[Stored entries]
##############################

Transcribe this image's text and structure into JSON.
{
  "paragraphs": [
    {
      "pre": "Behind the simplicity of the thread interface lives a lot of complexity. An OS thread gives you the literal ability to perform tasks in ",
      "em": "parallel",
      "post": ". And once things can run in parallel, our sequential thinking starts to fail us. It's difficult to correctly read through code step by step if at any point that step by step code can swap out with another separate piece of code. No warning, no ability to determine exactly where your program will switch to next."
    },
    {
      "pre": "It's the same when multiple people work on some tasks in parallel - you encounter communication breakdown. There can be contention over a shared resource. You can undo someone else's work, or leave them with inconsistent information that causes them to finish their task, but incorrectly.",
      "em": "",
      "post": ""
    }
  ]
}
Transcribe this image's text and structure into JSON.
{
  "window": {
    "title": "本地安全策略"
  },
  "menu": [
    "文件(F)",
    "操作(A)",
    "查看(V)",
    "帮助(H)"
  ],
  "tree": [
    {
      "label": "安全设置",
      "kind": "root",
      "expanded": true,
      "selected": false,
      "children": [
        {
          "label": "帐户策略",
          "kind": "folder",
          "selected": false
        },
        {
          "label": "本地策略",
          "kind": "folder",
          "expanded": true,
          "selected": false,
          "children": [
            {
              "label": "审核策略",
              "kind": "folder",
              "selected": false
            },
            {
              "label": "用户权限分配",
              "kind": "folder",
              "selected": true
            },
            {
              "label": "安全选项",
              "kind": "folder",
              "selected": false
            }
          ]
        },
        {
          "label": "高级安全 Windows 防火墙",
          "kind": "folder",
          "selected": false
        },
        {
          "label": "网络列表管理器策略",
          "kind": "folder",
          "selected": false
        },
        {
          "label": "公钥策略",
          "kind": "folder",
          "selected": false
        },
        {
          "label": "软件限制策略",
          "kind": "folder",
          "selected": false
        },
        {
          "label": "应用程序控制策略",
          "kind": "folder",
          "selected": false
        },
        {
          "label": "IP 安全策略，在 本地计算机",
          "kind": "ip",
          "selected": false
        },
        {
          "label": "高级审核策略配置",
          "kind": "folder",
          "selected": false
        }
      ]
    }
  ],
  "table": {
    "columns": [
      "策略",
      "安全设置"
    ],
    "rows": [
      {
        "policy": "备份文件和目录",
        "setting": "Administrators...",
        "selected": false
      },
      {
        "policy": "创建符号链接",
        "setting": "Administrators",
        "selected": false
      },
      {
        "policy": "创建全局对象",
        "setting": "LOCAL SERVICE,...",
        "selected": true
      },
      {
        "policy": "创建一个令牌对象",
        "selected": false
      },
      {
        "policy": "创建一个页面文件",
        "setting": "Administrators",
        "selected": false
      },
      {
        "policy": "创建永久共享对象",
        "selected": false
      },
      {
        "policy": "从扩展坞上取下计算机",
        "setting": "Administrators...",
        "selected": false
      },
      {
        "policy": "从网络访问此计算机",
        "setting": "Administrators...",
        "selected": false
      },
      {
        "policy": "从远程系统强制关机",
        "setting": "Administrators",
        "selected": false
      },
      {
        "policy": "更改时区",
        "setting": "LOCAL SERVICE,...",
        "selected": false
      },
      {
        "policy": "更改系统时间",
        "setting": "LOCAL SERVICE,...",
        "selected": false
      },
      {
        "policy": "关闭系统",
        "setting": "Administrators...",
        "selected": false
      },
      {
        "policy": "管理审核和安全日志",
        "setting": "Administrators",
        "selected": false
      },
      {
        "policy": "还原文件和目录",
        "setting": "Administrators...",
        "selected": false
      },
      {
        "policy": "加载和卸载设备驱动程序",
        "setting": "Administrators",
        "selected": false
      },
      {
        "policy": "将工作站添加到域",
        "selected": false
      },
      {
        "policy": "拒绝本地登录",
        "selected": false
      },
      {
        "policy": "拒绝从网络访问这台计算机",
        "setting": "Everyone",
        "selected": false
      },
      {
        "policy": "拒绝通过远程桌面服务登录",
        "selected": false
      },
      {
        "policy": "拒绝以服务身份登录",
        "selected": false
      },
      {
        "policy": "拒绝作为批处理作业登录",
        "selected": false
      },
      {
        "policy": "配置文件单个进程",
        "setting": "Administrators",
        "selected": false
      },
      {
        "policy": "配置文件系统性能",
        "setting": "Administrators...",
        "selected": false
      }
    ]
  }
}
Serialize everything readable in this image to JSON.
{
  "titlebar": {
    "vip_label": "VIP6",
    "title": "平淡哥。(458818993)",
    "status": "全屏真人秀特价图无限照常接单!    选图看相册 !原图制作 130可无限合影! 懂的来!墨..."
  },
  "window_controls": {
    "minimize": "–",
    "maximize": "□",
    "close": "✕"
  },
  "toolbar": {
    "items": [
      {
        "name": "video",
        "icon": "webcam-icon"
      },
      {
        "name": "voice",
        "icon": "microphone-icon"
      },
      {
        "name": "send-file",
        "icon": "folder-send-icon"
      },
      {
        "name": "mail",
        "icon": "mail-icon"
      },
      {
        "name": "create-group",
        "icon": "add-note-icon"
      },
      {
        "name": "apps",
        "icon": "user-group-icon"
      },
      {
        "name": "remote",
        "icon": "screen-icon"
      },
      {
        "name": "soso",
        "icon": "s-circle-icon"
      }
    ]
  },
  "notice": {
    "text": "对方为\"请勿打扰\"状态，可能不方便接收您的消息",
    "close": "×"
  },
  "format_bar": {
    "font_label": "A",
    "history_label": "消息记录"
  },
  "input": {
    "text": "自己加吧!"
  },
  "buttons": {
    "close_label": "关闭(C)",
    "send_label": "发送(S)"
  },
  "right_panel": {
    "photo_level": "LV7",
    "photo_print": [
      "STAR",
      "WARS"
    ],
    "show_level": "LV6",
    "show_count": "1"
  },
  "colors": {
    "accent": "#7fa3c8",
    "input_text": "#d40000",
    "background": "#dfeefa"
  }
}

##############################

#### WHAT THE EXERCISE ASKS:
Send back every record, precisely as written.

#### WRITTEN ANSWER:
Transcribe this image's text and structure into JSON.
{
  "paragraphs": [
    {
      "pre": "Behind the simplicity of the thread interface lives a lot of complexity. An OS thread gives you the literal ability to perform tasks in ",
      "em": "parallel",
      "post": ". And once things can run in parallel, our sequential thinking starts to fail us. It's difficult to correctly read through code step by step if at any point that step by step code can swap out with another separate piece of code. No warning, no ability to determine exactly where your program will switch to next."
    },
    {
      "pre": "It's the same when multiple people work on some tasks in parallel - you encounter communication breakdown. There can be contention over a shared resource. You can undo someone else's work, or leave them with inconsistent information that causes them to finish their task, but incorrectly.",
      "em": "",
      "post": ""
    }
  ]
}
Transcribe this image's text and structure into JSON.
{
  "window": {
    "title": "本地安全策略"
  },
  "menu": [
    "文件(F)",
    "操作(A)",
    "查看(V)",
    "帮助(H)"
  ],
  "tree": [
    {
      "label": "安全设置",
      "kind": "root",
      "expanded": true,
      "selected": false,
      "children": [
        {
          "label": "帐户策略",
          "kind": "folder",
          "selected": false
        },
        {
          "label": "本地策略",
          "kind": "folder",
          "expanded": true,
          "selected": false,
          "children": [
            {
              "label": "审核策略",
              "kind": "folder",
              "selected": false
            },
            {
              "label": "用户权限分配",
              "kind": "folder",
              "selected": true
            },
            {
              "label": "安全选项",
              "kind": "folder",
              "selected": false
            }
          ]
        },
        {
          "label": "高级安全 Windows 防火墙",
          "kind": "folder",
          "selected": false
        },
        {
          "label": "网络列表管理器策略",
          "kind": "folder",
          "selected": false
        },
        {
          "label": "公钥策略",
          "kind": "folder",
          "selected": false
        },
        {
          "label": "软件限制策略",
          "kind": "folder",
          "selected": false
        },
        {
          "label": "应用程序控制策略",
          "kind": "folder",
          "selected": false
        },
        {
          "label": "IP 安全策略，在 本地计算机",
          "kind": "ip",
          "selected": false
        },
        {
          "label": "高级审核策略配置",
          "kind": "folder",
          "selected": false
        }
      ]
    }
  ],
  "table": {
    "columns": [
      "策略",
      "安全设置"
    ],
    "rows": [
      {
        "policy": "备份文件和目录",
        "setting": "Administrators...",
        "selected": false
      },
      {
        "policy": "创建符号链接",
        "setting": "Administrators",
        "selected": false
      },
      {
        "policy": "创建全局对象",
        "setting": "LOCAL SERVICE,...",
        "selected": true
      },
      {
        "policy": "创建一个令牌对象",
        "selected": false
      },
      {
        "policy": "创建一个页面文件",
        "setting": "Administrators",
        "selected": false
      },
      {
        "policy": "创建永久共享对象",
        "selected": false
      },
      {
        "policy": "从扩展坞上取下计算机",
        "setting": "Administrators...",
        "selected": false
      },
      {
        "policy": "从网络访问此计算机",
        "setting": "Administrators...",
        "selected": false
      },
      {
        "policy": "从远程系统强制关机",
        "setting": "Administrators",
        "selected": false
      },
      {
        "policy": "更改时区",
        "setting": "LOCAL SERVICE,...",
        "selected": false
      },
      {
        "policy": "更改系统时间",
        "setting": "LOCAL SERVICE,...",
        "selected": false
      },
      {
        "policy": "关闭系统",
        "setting": "Administrators...",
        "selected": false
      },
      {
        "policy": "管理审核和安全日志",
        "setting": "Administrators",
        "selected": false
      },
      {
        "policy": "还原文件和目录",
        "setting": "Administrators...",
        "selected": false
      },
      {
        "policy": "加载和卸载设备驱动程序",
        "setting": "Administrators",
        "selected": false
      },
      {
        "policy": "将工作站添加到域",
        "selected": false
      },
      {
        "policy": "拒绝本地登录",
        "selected": false
      },
      {
        "policy": "拒绝从网络访问这台计算机",
        "setting": "Everyone",
        "selected": false
      },
      {
        "policy": "拒绝通过远程桌面服务登录",
        "selected": false
      },
      {
        "policy": "拒绝以服务身份登录",
        "selected": false
      },
      {
        "policy": "拒绝作为批处理作业登录",
        "selected": false
      },
      {
        "policy": "配置文件单个进程",
        "setting": "Administrators",
        "selected": false
      },
      {
        "policy": "配置文件系统性能",
        "setting": "Administrators...",
        "selected": false
      }
    ]
  }
}
Serialize everything readable in this image to JSON.
{
  "titlebar": {
    "vip_label": "VIP6",
    "title": "平淡哥。(458818993)",
    "status": "全屏真人秀特价图无限照常接单!    选图看相册 !原图制作 130可无限合影! 懂的来!墨..."
  },
  "window_controls": {
    "minimize": "–",
    "maximize": "□",
    "close": "✕"
  },
  "toolbar": {
    "items": [
      {
        "name": "video",
        "icon": "webcam-icon"
      },
      {
        "name": "voice",
        "icon": "microphone-icon"
      },
      {
        "name": "send-file",
        "icon": "folder-send-icon"
      },
      {
        "name": "mail",
        "icon": "mail-icon"
      },
      {
        "name": "create-group",
        "icon": "add-note-icon"
      },
      {
        "name": "apps",
        "icon": "user-group-icon"
      },
      {
        "name": "remote",
        "icon": "screen-icon"
      },
      {
        "name": "soso",
        "icon": "s-circle-icon"
      }
    ]
  },
  "notice": {
    "text": "对方为\"请勿打扰\"状态，可能不方便接收您的消息",
    "close": "×"
  },
  "format_bar": {
    "font_label": "A",
    "history_label": "消息记录"
  },
  "input": {
    "text": "自己加吧!"
  },
  "buttons": {
    "close_label": "关闭(C)",
    "send_label": "发送(S)"
  },
  "right_panel": {
    "photo_level": "LV7",
    "photo_print": [
      "STAR",
      "WARS"
    ],
    "show_level": "LV6",
    "show_count": "1"
  },
  "colors": {
    "accent": "#7fa3c8",
    "input_text": "#d40000",
    "background": "#dfeefa"
  }
}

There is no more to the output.